(Records about charts and figures)

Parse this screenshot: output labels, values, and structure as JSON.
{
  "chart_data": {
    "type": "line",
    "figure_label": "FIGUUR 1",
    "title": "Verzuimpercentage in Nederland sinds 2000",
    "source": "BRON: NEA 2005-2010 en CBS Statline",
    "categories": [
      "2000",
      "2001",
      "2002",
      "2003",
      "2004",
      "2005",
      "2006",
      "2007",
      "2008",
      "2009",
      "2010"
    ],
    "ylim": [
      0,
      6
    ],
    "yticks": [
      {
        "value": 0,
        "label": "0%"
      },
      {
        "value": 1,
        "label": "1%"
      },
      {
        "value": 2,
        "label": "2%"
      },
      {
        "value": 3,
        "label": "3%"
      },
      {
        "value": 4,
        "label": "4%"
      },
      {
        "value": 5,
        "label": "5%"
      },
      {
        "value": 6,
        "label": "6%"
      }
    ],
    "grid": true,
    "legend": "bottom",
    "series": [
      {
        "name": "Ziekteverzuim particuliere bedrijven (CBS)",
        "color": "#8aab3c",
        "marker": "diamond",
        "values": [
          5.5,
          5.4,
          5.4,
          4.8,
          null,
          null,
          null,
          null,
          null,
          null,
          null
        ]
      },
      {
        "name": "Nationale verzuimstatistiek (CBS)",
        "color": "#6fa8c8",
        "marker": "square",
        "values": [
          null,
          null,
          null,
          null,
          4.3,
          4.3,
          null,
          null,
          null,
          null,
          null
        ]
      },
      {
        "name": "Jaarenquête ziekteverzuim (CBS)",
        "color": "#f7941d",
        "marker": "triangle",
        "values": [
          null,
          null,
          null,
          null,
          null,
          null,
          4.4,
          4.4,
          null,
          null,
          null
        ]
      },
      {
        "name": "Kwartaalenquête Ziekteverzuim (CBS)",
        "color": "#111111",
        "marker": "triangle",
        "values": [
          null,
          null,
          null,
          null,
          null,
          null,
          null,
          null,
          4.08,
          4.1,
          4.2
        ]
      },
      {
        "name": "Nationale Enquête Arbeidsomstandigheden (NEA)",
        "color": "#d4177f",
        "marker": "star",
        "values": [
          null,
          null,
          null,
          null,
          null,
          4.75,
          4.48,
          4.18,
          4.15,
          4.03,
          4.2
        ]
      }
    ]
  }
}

» What is required
Every line above should be written out again exactly as it stands.

» Exercise solution
Parse this screenshot: output labels, values, and structure as JSON.
{
  "chart_data": {
    "type": "line",
    "figure_label": "FIGUUR 1",
    "title": "Verzuimpercentage in Nederland sinds 2000",
    "source": "BRON: NEA 2005-2010 en CBS Statline",
    "categories": [
      "2000",
      "2001",
      "2002",
      "2003",
      "2004",
      "2005",
      "2006",
      "2007",
      "2008",
      "2009",
      "2010"
    ],
    "ylim": [
      0,
      6
    ],
    "yticks": [
      {
        "value": 0,
        "label": "0%"
      },
      {
        "value": 1,
        "label": "1%"
      },
      {
        "value": 2,
        "label": "2%"
      },
      {
        "value": 3,
        "label": "3%"
      },
      {
        "value": 4,
        "label": "4%"
      },
      {
        "value": 5,
        "label": "5%"
      },
      {
        "value": 6,
        "label": "6%"
      }
    ],
    "grid": true,
    "legend": "bottom",
    "series": [
      {
        "name": "Ziekteverzuim particuliere bedrijven (CBS)",
        "color": "#8aab3c",
        "marker": "diamond",
        "values": [
          5.5,
          5.4,
          5.4,
          4.8,
          null,
          null,
          null,
          null,
          null,
          null,
          null
        ]
      },
      {
        "name": "Nationale verzuimstatistiek (CBS)",
        "color": "#6fa8c8",
        "marker": "square",
        "values": [
          null,
          null,
          null,
          null,
          4.3,
          4.3,
          null,
          null,
          null,
          null,
          null
        ]
      },
      {
        "name": "Jaarenquête ziekteverzuim (CBS)",
        "color": "#f7941d",
        "marker": "triangle",
        "values": [
          null,
          null,
          null,
          null,
          null,
          null,
          4.4,
          4.4,
          null,
          null,
          null
        ]
      },
      {
        "name": "Kwartaalenquête Ziekteverzuim (CBS)",
        "color": "#111111",
        "marker": "triangle",
        "values": [
          null,
          null,
          null,
          null,
          null,
          null,
          null,
          null,
          4.08,
          4.1,
          4.2
        ]
      },
      {
        "name": "Nationale Enquête Arbeidsomstandigheden (NEA)",
        "color": "#d4177f",
        "marker": "star",
        "values": [
          null,
          null,
          null,
          null,
          null,
          4.75,
          4.48,
          4.18,
          4.15,
          4.03,
          4.2
        ]
      }
    ]
  }
}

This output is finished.